Report the count of lines that carry the string "circle", and add nothing.

(Structured figure records)
- - -

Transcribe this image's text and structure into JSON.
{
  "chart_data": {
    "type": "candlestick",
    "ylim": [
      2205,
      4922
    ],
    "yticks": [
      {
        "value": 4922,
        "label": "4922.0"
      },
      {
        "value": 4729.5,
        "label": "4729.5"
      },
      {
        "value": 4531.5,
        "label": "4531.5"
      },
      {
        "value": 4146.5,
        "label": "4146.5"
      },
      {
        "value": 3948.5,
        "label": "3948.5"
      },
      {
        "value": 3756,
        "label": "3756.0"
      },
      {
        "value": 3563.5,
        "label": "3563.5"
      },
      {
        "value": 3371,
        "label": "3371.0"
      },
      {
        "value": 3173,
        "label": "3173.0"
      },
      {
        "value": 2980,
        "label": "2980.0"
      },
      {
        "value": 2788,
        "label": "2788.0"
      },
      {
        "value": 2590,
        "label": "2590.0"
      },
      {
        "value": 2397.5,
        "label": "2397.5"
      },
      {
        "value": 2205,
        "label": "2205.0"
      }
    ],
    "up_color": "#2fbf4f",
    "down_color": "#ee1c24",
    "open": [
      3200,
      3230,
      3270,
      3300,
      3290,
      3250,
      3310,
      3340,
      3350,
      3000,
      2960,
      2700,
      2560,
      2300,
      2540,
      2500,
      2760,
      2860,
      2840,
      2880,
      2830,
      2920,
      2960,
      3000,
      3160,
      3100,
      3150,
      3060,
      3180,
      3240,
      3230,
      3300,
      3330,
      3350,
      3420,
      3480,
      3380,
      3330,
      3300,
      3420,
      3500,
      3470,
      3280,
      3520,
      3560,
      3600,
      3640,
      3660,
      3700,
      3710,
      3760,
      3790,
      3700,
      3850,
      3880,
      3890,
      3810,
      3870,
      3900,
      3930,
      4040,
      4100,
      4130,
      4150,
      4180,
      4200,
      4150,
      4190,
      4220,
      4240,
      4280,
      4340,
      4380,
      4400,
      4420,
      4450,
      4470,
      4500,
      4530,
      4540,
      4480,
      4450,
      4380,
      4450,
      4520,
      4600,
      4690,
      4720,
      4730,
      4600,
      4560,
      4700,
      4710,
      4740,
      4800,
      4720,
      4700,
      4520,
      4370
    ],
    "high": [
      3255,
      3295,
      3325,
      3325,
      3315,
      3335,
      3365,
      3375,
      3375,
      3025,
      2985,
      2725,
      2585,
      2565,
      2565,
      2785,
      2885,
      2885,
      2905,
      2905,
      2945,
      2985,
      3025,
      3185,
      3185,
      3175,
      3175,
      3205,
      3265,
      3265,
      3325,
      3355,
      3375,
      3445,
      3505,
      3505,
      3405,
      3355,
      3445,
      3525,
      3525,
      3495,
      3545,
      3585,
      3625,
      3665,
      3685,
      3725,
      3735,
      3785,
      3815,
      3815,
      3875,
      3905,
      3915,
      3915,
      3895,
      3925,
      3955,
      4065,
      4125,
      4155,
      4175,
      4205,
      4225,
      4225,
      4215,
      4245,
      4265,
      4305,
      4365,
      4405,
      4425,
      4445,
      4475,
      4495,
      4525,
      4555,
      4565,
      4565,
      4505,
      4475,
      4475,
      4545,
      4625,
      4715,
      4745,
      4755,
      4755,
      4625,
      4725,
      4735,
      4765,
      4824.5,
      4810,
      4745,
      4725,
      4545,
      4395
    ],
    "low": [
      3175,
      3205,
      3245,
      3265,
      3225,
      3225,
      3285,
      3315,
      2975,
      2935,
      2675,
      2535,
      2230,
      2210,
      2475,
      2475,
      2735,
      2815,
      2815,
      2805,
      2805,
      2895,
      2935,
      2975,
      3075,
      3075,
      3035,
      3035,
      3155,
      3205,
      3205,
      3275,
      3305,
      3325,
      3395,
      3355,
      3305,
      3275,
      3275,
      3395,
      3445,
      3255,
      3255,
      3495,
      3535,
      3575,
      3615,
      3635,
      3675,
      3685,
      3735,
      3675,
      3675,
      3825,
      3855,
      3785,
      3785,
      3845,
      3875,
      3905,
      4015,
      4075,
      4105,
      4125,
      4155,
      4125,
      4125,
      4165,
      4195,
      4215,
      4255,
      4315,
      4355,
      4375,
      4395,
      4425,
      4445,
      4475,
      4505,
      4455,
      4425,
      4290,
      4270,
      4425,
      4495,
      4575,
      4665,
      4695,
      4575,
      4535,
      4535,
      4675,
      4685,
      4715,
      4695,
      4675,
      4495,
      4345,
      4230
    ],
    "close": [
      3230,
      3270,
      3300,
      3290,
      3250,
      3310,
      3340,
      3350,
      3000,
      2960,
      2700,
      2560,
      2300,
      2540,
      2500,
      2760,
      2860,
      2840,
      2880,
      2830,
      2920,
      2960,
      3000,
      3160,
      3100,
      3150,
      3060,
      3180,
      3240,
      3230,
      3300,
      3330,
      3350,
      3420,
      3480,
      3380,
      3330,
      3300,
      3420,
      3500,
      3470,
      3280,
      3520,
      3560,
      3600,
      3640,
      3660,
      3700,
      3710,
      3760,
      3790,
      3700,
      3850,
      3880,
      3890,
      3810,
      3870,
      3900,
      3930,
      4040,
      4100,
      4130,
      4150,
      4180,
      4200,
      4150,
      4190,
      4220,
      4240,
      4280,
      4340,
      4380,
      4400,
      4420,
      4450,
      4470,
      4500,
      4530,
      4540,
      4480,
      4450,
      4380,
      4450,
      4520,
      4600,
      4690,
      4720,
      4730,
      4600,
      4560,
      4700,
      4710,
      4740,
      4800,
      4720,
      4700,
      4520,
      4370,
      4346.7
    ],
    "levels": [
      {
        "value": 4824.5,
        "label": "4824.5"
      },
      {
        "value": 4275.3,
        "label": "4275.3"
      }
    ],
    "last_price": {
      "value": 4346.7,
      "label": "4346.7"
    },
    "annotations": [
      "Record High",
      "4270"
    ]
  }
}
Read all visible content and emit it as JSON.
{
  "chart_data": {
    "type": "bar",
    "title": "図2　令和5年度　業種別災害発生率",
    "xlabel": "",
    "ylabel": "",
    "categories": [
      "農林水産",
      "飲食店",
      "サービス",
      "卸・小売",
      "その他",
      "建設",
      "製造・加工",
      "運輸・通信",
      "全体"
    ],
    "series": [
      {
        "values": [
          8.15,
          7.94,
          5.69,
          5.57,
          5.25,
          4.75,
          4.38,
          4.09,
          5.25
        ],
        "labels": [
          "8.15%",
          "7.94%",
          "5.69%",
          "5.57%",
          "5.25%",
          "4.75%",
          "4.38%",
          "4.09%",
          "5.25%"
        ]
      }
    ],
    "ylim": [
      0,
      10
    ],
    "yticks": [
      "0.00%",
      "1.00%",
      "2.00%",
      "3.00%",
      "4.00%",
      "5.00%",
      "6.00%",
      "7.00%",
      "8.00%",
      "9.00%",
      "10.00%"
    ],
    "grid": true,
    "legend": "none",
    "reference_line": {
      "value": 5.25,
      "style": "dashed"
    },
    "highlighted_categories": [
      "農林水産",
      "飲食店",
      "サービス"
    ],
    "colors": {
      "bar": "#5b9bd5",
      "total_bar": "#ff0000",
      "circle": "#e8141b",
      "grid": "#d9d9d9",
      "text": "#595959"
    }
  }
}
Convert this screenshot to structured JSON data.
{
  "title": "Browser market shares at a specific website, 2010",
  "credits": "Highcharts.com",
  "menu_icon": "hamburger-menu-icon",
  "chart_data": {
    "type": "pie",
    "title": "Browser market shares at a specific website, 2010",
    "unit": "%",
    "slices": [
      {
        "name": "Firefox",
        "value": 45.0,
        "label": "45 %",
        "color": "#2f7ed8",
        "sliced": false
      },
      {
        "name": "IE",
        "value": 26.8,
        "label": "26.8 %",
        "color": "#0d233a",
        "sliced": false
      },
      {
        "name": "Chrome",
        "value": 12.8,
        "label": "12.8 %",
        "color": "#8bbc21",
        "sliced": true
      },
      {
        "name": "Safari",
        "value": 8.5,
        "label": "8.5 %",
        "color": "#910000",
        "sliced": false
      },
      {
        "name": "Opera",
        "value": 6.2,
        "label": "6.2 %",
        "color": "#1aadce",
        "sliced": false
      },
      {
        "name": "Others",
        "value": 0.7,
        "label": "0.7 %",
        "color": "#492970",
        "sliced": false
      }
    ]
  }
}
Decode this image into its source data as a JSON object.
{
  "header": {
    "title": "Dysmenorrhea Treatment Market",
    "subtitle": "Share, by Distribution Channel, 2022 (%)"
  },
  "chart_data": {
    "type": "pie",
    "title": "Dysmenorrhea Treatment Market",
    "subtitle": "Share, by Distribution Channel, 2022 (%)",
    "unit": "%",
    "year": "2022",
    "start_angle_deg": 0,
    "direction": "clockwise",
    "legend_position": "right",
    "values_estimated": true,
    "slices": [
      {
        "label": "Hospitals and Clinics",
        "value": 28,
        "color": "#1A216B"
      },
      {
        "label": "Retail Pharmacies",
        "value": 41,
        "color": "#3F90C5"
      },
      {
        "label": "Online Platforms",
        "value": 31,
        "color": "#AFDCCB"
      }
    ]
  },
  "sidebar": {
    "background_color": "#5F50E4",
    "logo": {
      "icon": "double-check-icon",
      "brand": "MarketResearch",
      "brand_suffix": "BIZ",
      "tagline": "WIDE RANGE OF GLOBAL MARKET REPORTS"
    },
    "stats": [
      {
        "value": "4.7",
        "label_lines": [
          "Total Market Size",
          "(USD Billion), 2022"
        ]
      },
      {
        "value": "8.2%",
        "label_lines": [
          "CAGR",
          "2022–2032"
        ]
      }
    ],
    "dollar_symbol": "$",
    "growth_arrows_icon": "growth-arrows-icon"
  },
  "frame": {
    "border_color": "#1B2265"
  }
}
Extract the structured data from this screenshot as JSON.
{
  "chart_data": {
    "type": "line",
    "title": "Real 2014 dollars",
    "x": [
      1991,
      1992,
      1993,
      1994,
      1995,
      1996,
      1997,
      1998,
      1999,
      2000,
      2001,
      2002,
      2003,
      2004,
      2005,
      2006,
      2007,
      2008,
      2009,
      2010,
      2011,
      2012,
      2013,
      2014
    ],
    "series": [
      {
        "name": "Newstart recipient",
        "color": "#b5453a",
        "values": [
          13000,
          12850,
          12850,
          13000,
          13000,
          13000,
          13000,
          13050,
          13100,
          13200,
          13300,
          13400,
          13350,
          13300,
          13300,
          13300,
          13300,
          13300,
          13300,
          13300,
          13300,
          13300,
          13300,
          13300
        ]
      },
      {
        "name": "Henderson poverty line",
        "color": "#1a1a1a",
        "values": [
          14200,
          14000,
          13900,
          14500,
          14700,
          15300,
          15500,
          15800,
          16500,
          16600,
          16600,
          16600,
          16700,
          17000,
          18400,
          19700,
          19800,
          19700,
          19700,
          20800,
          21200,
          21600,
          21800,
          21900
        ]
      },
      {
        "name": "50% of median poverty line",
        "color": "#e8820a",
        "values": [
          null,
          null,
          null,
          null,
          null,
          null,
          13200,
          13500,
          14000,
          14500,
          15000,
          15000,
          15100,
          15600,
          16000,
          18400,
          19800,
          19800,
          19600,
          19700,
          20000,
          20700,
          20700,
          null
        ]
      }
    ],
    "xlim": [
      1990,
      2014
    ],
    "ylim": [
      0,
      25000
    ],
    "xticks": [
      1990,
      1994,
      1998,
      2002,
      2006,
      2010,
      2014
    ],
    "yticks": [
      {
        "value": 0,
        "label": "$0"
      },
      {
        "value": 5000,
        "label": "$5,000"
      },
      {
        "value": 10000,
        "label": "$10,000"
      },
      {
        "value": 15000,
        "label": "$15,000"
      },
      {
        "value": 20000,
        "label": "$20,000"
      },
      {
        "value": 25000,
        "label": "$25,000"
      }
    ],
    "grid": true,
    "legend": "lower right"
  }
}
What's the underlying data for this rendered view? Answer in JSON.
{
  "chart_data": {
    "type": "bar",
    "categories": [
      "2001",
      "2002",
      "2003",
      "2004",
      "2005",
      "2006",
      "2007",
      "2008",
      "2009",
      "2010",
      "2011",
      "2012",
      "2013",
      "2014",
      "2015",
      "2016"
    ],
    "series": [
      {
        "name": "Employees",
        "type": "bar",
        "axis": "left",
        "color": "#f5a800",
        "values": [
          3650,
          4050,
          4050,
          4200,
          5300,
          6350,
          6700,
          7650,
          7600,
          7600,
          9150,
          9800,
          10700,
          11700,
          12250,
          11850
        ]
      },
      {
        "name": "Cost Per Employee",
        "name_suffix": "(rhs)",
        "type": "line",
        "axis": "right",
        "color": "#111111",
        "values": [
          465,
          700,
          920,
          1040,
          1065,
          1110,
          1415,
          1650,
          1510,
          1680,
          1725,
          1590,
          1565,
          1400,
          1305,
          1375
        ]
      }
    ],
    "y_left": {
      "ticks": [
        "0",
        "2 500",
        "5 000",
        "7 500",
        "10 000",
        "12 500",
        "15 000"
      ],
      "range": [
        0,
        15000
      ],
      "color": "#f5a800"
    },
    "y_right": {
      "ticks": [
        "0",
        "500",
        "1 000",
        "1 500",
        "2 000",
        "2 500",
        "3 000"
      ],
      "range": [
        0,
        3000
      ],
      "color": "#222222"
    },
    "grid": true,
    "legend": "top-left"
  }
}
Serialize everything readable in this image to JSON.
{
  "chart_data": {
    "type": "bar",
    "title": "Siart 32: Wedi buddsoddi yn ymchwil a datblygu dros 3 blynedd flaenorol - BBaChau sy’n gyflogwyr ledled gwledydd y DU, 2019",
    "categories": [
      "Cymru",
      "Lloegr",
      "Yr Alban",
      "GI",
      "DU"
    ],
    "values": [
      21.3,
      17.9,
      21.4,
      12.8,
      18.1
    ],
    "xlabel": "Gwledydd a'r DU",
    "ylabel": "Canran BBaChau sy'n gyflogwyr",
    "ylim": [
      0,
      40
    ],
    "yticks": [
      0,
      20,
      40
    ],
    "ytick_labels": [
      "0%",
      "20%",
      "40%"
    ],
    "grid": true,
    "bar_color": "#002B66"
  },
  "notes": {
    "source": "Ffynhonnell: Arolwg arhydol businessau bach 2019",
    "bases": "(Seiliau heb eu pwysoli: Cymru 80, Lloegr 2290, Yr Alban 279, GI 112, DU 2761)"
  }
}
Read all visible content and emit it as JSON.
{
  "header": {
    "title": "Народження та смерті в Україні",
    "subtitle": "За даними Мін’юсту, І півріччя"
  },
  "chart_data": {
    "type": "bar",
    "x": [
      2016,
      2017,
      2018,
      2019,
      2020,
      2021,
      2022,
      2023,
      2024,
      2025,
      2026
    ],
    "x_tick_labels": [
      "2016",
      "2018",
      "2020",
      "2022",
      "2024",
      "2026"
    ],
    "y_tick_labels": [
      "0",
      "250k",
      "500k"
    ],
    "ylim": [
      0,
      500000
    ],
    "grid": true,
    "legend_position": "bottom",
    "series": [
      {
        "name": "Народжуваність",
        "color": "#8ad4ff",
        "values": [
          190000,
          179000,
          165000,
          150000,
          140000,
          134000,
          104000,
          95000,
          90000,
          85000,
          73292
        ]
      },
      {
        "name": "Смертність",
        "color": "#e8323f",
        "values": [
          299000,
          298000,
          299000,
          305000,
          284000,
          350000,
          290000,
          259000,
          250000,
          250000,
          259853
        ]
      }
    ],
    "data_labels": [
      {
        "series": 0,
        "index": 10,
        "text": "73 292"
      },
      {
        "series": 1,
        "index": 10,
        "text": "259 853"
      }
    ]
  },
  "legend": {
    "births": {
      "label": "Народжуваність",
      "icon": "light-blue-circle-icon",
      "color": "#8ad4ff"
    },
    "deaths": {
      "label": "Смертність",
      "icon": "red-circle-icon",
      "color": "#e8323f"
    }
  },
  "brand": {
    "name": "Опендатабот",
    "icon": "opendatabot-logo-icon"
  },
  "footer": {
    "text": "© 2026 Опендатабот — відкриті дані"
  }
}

- - -

**Exercise answer:** 3